• _Excerpts from a figure dataset_

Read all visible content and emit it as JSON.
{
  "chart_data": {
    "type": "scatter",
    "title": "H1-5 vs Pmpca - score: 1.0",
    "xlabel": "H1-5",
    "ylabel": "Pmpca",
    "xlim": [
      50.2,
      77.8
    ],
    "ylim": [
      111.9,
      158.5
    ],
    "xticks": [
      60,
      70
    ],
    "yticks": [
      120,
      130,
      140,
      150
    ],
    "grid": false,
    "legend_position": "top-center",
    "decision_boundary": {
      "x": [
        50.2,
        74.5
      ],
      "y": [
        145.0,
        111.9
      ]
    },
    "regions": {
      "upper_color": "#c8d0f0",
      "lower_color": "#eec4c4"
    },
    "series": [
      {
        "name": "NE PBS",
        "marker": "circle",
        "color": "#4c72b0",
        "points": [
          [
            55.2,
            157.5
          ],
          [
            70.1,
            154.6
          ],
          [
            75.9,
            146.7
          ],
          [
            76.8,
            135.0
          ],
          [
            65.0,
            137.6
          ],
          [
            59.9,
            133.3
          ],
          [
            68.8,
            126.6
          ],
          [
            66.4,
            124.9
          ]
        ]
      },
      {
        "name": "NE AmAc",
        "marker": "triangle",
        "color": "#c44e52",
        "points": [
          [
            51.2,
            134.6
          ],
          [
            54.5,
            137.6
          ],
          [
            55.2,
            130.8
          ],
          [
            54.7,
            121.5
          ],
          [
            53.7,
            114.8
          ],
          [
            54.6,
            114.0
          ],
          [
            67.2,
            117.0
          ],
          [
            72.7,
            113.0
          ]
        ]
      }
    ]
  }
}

• _What is needed_
Report how many lines of the data hold the string "Pmpca"; give only the number.

• _Correct response_
2